** SET EXERCISE **
Find the lines holding the string "that" in the data, then copy all of them.

** DATA SUPPLIED **
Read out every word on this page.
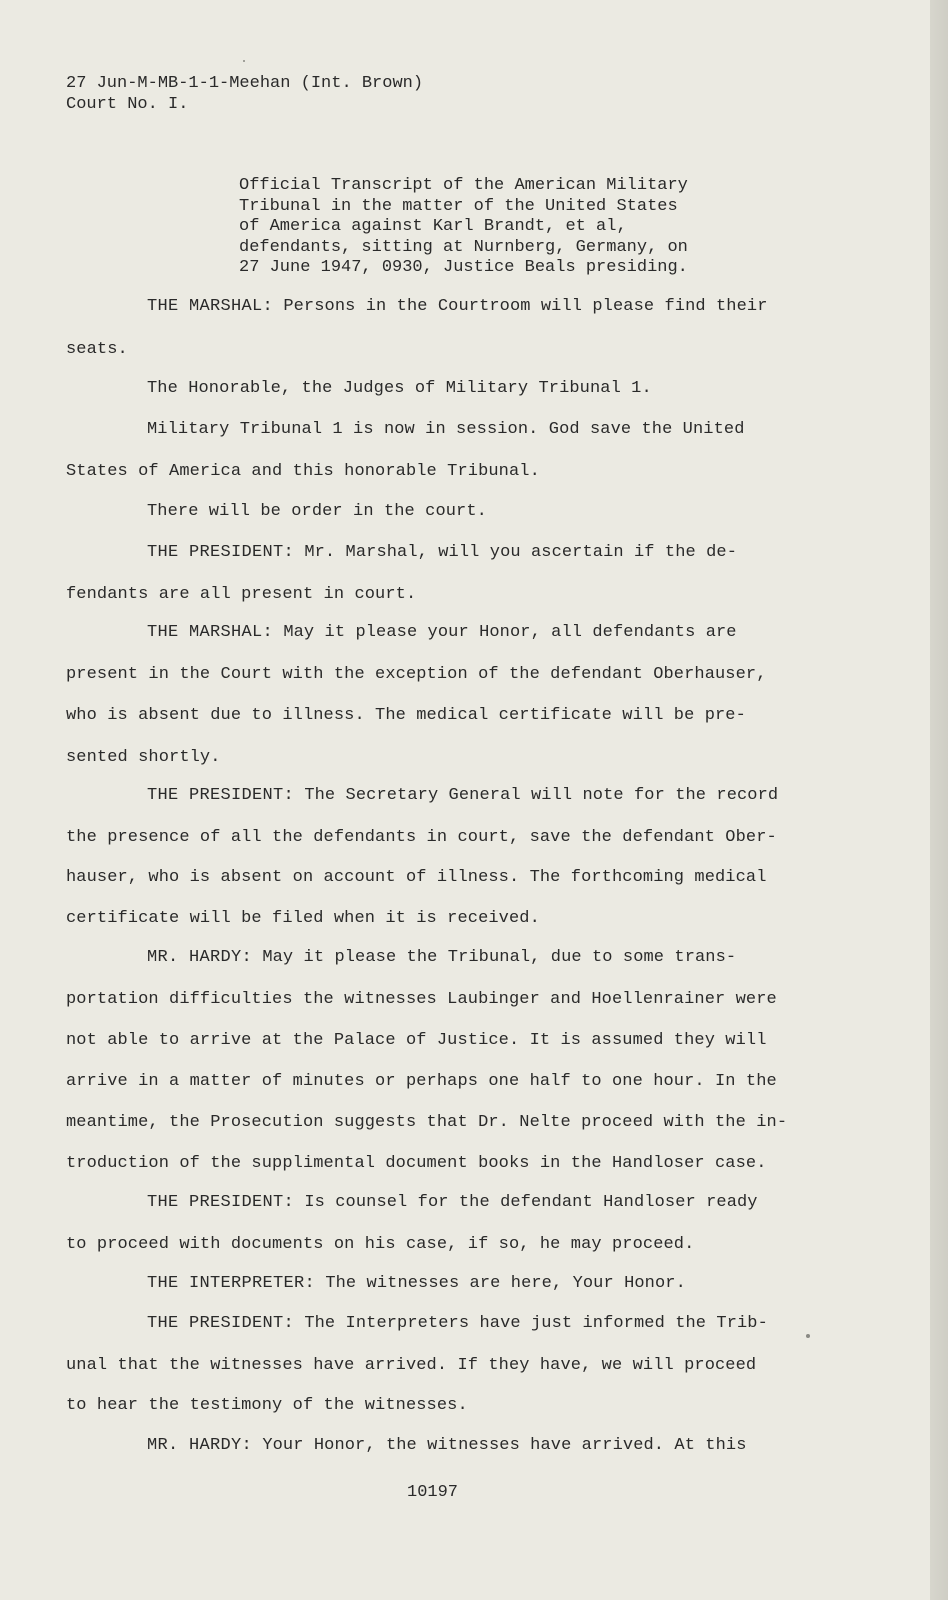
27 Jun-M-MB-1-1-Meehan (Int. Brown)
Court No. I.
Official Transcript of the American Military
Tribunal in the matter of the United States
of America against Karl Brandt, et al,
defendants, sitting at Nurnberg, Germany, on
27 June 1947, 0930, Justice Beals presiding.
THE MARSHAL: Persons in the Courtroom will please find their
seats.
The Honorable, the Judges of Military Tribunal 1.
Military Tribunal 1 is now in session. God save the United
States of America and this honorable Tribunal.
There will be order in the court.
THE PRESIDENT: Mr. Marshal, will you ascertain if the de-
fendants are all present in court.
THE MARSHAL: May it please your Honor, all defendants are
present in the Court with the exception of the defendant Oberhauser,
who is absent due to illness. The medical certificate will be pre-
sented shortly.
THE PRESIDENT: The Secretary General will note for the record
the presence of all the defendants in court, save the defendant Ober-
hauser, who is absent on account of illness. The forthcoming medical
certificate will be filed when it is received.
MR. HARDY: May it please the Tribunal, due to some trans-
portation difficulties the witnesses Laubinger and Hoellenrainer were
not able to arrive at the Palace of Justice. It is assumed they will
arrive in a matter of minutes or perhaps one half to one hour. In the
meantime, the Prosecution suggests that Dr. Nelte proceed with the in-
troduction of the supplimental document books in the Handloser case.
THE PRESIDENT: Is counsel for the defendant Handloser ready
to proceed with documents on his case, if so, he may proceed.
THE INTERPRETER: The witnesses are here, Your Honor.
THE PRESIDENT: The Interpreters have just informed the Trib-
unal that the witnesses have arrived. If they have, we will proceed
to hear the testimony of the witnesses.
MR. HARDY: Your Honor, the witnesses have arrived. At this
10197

...

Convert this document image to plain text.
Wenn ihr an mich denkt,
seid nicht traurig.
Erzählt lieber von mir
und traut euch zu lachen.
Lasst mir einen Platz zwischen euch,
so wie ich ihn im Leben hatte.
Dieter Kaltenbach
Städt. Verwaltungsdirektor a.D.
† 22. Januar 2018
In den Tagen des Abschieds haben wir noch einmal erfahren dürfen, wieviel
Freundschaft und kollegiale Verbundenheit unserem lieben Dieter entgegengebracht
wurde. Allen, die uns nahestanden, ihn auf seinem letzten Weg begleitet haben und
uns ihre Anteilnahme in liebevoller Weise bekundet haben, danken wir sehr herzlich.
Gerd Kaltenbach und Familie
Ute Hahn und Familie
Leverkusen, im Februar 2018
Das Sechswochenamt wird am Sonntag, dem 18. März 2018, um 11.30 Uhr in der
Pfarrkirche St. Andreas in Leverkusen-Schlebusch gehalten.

** TASK OUTPUT **
meantime, the Prosecution suggests that Dr. Nelte proceed with the in-
unal that the witnesses have arrived. If they have, we will proceed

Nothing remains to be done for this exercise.